### PROBLEM REQUIREMENTS
Render every item below as a JSON list of strings, one string per line, omitting blank lines.
Start
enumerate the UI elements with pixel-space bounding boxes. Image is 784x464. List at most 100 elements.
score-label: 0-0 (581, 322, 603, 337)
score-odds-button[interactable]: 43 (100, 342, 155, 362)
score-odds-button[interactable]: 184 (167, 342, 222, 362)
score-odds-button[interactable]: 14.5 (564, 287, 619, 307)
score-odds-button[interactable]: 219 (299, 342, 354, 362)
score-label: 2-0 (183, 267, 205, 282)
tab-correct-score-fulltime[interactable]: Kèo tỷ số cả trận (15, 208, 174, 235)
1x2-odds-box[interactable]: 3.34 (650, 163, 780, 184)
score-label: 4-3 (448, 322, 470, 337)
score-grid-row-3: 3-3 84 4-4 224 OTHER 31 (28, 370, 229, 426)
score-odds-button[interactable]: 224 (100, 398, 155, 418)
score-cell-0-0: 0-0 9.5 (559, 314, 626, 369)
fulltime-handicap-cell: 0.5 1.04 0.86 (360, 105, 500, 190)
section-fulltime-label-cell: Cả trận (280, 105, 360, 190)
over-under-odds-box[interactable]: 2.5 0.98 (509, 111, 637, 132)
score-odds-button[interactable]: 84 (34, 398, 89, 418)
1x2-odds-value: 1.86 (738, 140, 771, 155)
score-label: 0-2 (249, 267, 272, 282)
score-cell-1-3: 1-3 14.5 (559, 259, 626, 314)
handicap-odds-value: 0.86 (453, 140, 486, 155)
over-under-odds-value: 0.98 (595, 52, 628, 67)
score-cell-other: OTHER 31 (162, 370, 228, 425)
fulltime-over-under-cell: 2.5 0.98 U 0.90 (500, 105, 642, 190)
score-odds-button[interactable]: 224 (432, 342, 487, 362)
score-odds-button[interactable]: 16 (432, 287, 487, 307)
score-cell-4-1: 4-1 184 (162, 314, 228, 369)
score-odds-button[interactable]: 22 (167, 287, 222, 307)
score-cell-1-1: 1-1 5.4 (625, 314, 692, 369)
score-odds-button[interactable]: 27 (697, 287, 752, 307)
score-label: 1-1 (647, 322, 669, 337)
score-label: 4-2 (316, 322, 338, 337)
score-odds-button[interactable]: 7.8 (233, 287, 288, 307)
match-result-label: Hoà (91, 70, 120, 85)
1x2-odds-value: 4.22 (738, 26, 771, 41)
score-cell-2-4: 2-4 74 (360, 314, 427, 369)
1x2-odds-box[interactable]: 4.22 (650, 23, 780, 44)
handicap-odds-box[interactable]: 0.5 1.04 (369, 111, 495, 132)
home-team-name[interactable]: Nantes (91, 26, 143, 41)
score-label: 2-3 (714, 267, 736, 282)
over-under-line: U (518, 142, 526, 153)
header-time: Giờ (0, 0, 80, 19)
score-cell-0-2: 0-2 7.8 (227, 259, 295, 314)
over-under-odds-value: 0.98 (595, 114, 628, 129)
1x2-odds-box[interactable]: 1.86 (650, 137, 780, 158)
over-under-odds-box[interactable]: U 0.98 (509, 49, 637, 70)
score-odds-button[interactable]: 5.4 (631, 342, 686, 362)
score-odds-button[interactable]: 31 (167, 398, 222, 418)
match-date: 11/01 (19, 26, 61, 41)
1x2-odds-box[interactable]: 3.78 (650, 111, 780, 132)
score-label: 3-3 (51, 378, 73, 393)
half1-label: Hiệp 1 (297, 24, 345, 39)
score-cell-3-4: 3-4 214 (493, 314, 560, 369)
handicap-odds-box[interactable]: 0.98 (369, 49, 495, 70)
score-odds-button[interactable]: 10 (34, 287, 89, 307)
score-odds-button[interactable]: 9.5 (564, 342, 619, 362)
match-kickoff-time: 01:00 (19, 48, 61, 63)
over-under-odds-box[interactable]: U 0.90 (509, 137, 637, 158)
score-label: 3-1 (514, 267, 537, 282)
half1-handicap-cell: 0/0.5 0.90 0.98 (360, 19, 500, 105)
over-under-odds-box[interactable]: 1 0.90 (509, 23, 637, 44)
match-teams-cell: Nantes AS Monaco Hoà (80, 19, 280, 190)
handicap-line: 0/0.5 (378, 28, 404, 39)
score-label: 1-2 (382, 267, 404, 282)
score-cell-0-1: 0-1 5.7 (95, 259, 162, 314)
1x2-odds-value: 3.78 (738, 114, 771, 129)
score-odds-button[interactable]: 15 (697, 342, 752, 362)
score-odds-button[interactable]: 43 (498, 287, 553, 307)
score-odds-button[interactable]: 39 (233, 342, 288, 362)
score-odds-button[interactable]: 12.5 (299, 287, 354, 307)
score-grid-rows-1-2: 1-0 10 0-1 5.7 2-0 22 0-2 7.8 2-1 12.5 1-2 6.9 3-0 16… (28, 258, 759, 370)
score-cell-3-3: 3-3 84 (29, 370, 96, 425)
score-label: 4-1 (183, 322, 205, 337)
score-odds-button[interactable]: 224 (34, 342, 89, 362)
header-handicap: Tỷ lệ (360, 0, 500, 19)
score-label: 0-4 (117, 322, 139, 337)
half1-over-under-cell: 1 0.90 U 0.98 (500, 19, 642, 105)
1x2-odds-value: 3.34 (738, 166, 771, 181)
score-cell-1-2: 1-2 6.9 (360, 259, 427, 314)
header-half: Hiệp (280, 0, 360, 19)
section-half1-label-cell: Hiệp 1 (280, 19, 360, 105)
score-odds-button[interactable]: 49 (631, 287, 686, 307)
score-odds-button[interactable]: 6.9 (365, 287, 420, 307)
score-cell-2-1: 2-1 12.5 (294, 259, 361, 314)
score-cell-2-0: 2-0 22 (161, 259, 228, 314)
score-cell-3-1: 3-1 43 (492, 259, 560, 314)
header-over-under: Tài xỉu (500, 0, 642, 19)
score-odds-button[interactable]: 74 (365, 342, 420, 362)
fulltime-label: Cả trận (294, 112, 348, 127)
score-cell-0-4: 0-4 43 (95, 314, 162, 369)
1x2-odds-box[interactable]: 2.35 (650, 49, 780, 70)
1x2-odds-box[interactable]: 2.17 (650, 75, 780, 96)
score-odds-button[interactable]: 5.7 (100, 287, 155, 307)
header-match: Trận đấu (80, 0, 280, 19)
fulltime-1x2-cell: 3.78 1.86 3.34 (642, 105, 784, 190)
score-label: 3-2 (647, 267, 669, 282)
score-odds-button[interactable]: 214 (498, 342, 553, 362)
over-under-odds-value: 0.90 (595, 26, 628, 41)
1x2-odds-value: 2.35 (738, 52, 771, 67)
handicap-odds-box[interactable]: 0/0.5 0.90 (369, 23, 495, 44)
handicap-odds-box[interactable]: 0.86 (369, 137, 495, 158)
End
### RESULT FOR THIS TASK
[
  "enumerate the UI elements with pixel-space bounding boxes. Image is 784x464. List at most 100 elements.",
  "score-label: 0-0 (581, 322, 603, 337)",
  "score-odds-button[interactable]: 43 (100, 342, 155, 362)",
  "score-odds-button[interactable]: 184 (167, 342, 222, 362)",
  "score-odds-button[interactable]: 14.5 (564, 287, 619, 307)",
  "score-odds-button[interactable]: 219 (299, 342, 354, 362)",
  "score-label: 2-0 (183, 267, 205, 282)",
  "tab-correct-score-fulltime[interactable]: Kèo tỷ số cả trận (15, 208, 174, 235)",
  "1x2-odds-box[interactable]: 3.34 (650, 163, 780, 184)",
  "score-label: 4-3 (448, 322, 470, 337)",
  "score-grid-row-3: 3-3 84 4-4 224 OTHER 31 (28, 370, 229, 426)",
  "score-odds-button[interactable]: 224 (100, 398, 155, 418)",
  "score-cell-0-0: 0-0 9.5 (559, 314, 626, 369)",
  "fulltime-handicap-cell: 0.5 1.04 0.86 (360, 105, 500, 190)",
  "section-fulltime-label-cell: Cả trận (280, 105, 360, 190)",
  "over-under-odds-box[interactable]: 2.5 0.98 (509, 111, 637, 132)",
  "score-odds-button[interactable]: 84 (34, 398, 89, 418)",
  "1x2-odds-value: 1.86 (738, 140, 771, 155)",
  "score-label: 0-2 (249, 267, 272, 282)",
  "score-cell-1-3: 1-3 14.5 (559, 259, 626, 314)",
  "handicap-odds-value: 0.86 (453, 140, 486, 155)",
  "over-under-odds-value: 0.98 (595, 52, 628, 67)",
  "score-cell-other: OTHER 31 (162, 370, 228, 425)",
  "fulltime-over-under-cell: 2.5 0.98 U 0.90 (500, 105, 642, 190)",
  "score-odds-button[interactable]: 224 (432, 342, 487, 362)",
  "score-odds-button[interactable]: 16 (432, 287, 487, 307)",
  "score-cell-4-1: 4-1 184 (162, 314, 228, 369)",
  "score-odds-button[interactable]: 22 (167, 287, 222, 307)",
  "score-cell-1-1: 1-1 5.4 (625, 314, 692, 369)",
  "score-odds-button[interactable]: 27 (697, 287, 752, 307)",
  "score-label: 1-1 (647, 322, 669, 337)",
  "score-label: 4-2 (316, 322, 338, 337)",
  "score-odds-button[interactable]: 7.8 (233, 287, 288, 307)",
  "match-result-label: Hoà (91, 70, 120, 85)",
  "1x2-odds-value: 4.22 (738, 26, 771, 41)",
  "score-cell-2-4: 2-4 74 (360, 314, 427, 369)",
  "1x2-odds-box[interactable]: 4.22 (650, 23, 780, 44)",
  "handicap-odds-box[interactable]: 0.5 1.04 (369, 111, 495, 132)",
  "home-team-name[interactable]: Nantes (91, 26, 143, 41)",
  "score-label: 2-3 (714, 267, 736, 282)",
  "over-under-line: U (518, 142, 526, 153)",
  "header-time: Giờ (0, 0, 80, 19)",
  "score-cell-0-2: 0-2 7.8 (227, 259, 295, 314)",
  "over-under-odds-value: 0.98 (595, 114, 628, 129)",
  "1x2-odds-box[interactable]: 1.86 (650, 137, 780, 158)",
  "over-under-odds-box[interactable]: U 0.98 (509, 49, 637, 70)",
  "score-odds-button[interactable]: 5.4 (631, 342, 686, 362)",
  "score-odds-button[interactable]: 31 (167, 398, 222, 418)",
  "match-date: 11/01 (19, 26, 61, 41)",
  "1x2-odds-box[interactable]: 3.78 (650, 111, 780, 132)",
  "score-label: 3-3 (51, 378, 73, 393)",
  "half1-label: Hiệp 1 (297, 24, 345, 39)",
  "score-cell-3-4: 3-4 214 (493, 314, 560, 369)",
  "handicap-odds-box[interactable]: 0.98 (369, 49, 495, 70)",
  "score-odds-button[interactable]: 10 (34, 287, 89, 307)",
  "score-odds-button[interactable]: 9.5 (564, 342, 619, 362)",
  "match-kickoff-time: 01:00 (19, 48, 61, 63)",
  "over-under-odds-box[interactable]: U 0.90 (509, 137, 637, 158)",
  "score-label: 3-1 (514, 267, 537, 282)",
  "half1-handicap-cell: 0/0.5 0.90 0.98 (360, 19, 500, 105)",
  "over-under-odds-box[interactable]: 1 0.90 (509, 23, 637, 44)",
  "match-teams-cell: Nantes AS Monaco Hoà (80, 19, 280, 190)",
  "handicap-line: 0/0.5 (378, 28, 404, 39)",
  "score-label: 1-2 (382, 267, 404, 282)",
  "score-cell-0-1: 0-1 5.7 (95, 259, 162, 314)",
  "1x2-odds-value: 3.78 (738, 114, 771, 129)",
  "score-odds-button[interactable]: 15 (697, 342, 752, 362)",
  "score-odds-button[interactable]: 43 (498, 287, 553, 307)",
  "score-odds-button[interactable]: 39 (233, 342, 288, 362)",
  "score-odds-button[interactable]: 12.5 (299, 287, 354, 307)",
  "score-grid-rows-1-2: 1-0 10 0-1 5.7 2-0 22 0-2 7.8 2-1 12.5 1-2 6.9 3-0 16… (28, 258, 759, 370)",
  "score-cell-3-3: 3-3 84 (29, 370, 96, 425)",
  "score-label: 4-1 (183, 322, 205, 337)",
  "score-odds-button[interactable]: 224 (34, 342, 89, 362)",
  "header-handicap: Tỷ lệ (360, 0, 500, 19)",
  "score-label: 0-4 (117, 322, 139, 337)",
  "half1-over-under-cell: 1 0.90 U 0.98 (500, 19, 642, 105)",
  "1x2-odds-value: 3.34 (738, 166, 771, 181)",
  "score-cell-1-2: 1-2 6.9 (360, 259, 427, 314)",
  "header-half: Hiệp (280, 0, 360, 19)",
  "section-half1-label-cell: Hiệp 1 (280, 19, 360, 105)",
  "score-odds-button[interactable]: 49 (631, 287, 686, 307)",
  "score-odds-button[interactable]: 6.9 (365, 287, 420, 307)",
  "score-cell-2-1: 2-1 12.5 (294, 259, 361, 314)",
  "score-cell-2-0: 2-0 22 (161, 259, 228, 314)",
  "score-cell-3-1: 3-1 43 (492, 259, 560, 314)",
  "header-over-under: Tài xỉu (500, 0, 642, 19)",
  "score-odds-button[interactable]: 74 (365, 342, 420, 362)",
  "fulltime-label: Cả trận (294, 112, 348, 127)",
  "score-cell-0-4: 0-4 43 (95, 314, 162, 369)",
  "1x2-odds-box[interactable]: 2.35 (650, 49, 780, 70)",
  "1x2-odds-box[interactable]: 2.17 (650, 75, 780, 96)",
  "score-odds-button[interactable]: 5.7 (100, 287, 155, 307)",
  "header-match: Trận đấu (80, 0, 280, 19)",
  "fulltime-1x2-cell: 3.78 1.86 3.34 (642, 105, 784, 190)",
  "score-label: 3-2 (647, 267, 669, 282)",
  "score-odds-button[interactable]: 214 (498, 342, 553, 362)",
  "over-under-odds-value: 0.90 (595, 26, 628, 41)",
  "1x2-odds-value: 2.35 (738, 52, 771, 67)",
  "handicap-odds-box[interactable]: 0/0.5 0.90 (369, 23, 495, 44)",
  "handicap-odds-box[interactable]: 0.86 (369, 137, 495, 158)"
]